___ Exercise materials ___

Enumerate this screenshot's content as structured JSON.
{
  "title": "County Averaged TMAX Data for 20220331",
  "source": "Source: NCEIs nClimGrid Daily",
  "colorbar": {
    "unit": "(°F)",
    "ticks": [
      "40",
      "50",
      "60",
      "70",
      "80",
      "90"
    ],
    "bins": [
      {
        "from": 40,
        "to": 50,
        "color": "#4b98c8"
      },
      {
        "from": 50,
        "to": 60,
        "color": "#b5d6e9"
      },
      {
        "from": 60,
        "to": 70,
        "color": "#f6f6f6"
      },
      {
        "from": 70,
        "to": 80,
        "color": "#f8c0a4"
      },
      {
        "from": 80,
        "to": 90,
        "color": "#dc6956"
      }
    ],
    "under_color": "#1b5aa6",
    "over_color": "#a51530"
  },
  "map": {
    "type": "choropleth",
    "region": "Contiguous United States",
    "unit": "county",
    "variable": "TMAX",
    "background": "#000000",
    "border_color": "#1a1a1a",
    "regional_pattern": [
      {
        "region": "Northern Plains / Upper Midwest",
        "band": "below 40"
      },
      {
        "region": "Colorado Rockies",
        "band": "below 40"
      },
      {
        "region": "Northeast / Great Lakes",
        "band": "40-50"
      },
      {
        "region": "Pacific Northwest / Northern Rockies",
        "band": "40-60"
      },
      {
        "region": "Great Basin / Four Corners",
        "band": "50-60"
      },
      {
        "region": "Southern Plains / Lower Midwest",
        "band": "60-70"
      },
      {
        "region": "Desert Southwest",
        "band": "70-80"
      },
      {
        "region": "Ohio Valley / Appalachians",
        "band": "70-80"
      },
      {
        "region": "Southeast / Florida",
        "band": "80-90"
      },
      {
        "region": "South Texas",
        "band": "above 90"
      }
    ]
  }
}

___

* Goal *
Return the whole listing exactly.

* Solution for this problem *
Enumerate this screenshot's content as structured JSON.
{
  "title": "County Averaged TMAX Data for 20220331",
  "source": "Source: NCEIs nClimGrid Daily",
  "colorbar": {
    "unit": "(°F)",
    "ticks": [
      "40",
      "50",
      "60",
      "70",
      "80",
      "90"
    ],
    "bins": [
      {
        "from": 40,
        "to": 50,
        "color": "#4b98c8"
      },
      {
        "from": 50,
        "to": 60,
        "color": "#b5d6e9"
      },
      {
        "from": 60,
        "to": 70,
        "color": "#f6f6f6"
      },
      {
        "from": 70,
        "to": 80,
        "color": "#f8c0a4"
      },
      {
        "from": 80,
        "to": 90,
        "color": "#dc6956"
      }
    ],
    "under_color": "#1b5aa6",
    "over_color": "#a51530"
  },
  "map": {
    "type": "choropleth",
    "region": "Contiguous United States",
    "unit": "county",
    "variable": "TMAX",
    "background": "#000000",
    "border_color": "#1a1a1a",
    "regional_pattern": [
      {
        "region": "Northern Plains / Upper Midwest",
        "band": "below 40"
      },
      {
        "region": "Colorado Rockies",
        "band": "below 40"
      },
      {
        "region": "Northeast / Great Lakes",
        "band": "40-50"
      },
      {
        "region": "Pacific Northwest / Northern Rockies",
        "band": "40-60"
      },
      {
        "region": "Great Basin / Four Corners",
        "band": "50-60"
      },
      {
        "region": "Southern Plains / Lower Midwest",
        "band": "60-70"
      },
      {
        "region": "Desert Southwest",
        "band": "70-80"
      },
      {
        "region": "Ohio Valley / Appalachians",
        "band": "70-80"
      },
      {
        "region": "Southeast / Florida",
        "band": "80-90"
      },
      {
        "region": "South Texas",
        "band": "above 90"
      }
    ]
  }
}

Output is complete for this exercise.